# Action item:
The response must match the data below exactly, line for line.

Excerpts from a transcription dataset
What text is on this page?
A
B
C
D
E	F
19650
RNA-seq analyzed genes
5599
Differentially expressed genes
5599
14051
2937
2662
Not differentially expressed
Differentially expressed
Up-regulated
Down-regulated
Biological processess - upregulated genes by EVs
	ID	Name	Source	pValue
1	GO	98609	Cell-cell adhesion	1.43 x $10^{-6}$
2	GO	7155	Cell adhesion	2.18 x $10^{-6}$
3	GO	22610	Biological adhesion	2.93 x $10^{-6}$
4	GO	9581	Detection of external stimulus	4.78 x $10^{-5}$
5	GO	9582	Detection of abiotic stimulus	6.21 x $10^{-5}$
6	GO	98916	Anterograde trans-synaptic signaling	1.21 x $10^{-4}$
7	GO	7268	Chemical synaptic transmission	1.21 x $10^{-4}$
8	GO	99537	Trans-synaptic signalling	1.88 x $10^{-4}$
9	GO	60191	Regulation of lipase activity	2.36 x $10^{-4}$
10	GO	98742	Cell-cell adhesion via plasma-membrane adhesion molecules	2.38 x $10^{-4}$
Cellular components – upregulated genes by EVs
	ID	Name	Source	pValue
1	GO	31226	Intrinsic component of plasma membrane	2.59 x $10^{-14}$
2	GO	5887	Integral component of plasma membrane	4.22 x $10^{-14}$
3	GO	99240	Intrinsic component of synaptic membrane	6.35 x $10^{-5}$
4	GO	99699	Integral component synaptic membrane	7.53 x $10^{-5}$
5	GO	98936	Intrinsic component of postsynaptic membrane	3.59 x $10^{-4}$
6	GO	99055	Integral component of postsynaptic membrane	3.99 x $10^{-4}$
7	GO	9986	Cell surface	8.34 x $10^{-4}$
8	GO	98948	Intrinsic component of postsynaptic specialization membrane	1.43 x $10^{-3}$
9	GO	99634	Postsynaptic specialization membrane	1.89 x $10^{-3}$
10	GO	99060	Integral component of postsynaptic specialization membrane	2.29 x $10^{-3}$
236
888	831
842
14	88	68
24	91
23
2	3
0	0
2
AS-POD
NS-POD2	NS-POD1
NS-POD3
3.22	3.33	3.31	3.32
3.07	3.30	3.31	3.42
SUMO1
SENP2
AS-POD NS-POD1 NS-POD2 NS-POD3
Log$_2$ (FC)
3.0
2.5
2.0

# Exercise answer:
What text is on this page?
A
B
C
D
E	F
19650
RNA-seq analyzed genes
5599
Differentially expressed genes
5599
14051
2937
2662
Not differentially expressed
Differentially expressed
Up-regulated
Down-regulated
Biological processess - upregulated genes by EVs
	ID	Name	Source	pValue
1	GO	98609	Cell-cell adhesion	1.43 x $10^{-6}$
2	GO	7155	Cell adhesion	2.18 x $10^{-6}$
3	GO	22610	Biological adhesion	2.93 x $10^{-6}$
4	GO	9581	Detection of external stimulus	4.78 x $10^{-5}$
5	GO	9582	Detection of abiotic stimulus	6.21 x $10^{-5}$
6	GO	98916	Anterograde trans-synaptic signaling	1.21 x $10^{-4}$
7	GO	7268	Chemical synaptic transmission	1.21 x $10^{-4}$
8	GO	99537	Trans-synaptic signalling	1.88 x $10^{-4}$
9	GO	60191	Regulation of lipase activity	2.36 x $10^{-4}$
10	GO	98742	Cell-cell adhesion via plasma-membrane adhesion molecules	2.38 x $10^{-4}$
Cellular components – upregulated genes by EVs
	ID	Name	Source	pValue
1	GO	31226	Intrinsic component of plasma membrane	2.59 x $10^{-14}$
2	GO	5887	Integral component of plasma membrane	4.22 x $10^{-14}$
3	GO	99240	Intrinsic component of synaptic membrane	6.35 x $10^{-5}$
4	GO	99699	Integral component synaptic membrane	7.53 x $10^{-5}$
5	GO	98936	Intrinsic component of postsynaptic membrane	3.59 x $10^{-4}$
6	GO	99055	Integral component of postsynaptic membrane	3.99 x $10^{-4}$
7	GO	9986	Cell surface	8.34 x $10^{-4}$
8	GO	98948	Intrinsic component of postsynaptic specialization membrane	1.43 x $10^{-3}$
9	GO	99634	Postsynaptic specialization membrane	1.89 x $10^{-3}$
10	GO	99060	Integral component of postsynaptic specialization membrane	2.29 x $10^{-3}$
236
888	831
842
14	88	68
24	91
23
2	3
0	0
2
AS-POD
NS-POD2	NS-POD1
NS-POD3
3.22	3.33	3.31	3.32
3.07	3.30	3.31	3.42
SUMO1
SENP2
AS-POD NS-POD1 NS-POD2 NS-POD3
Log$_2$ (FC)
3.0
2.5
2.0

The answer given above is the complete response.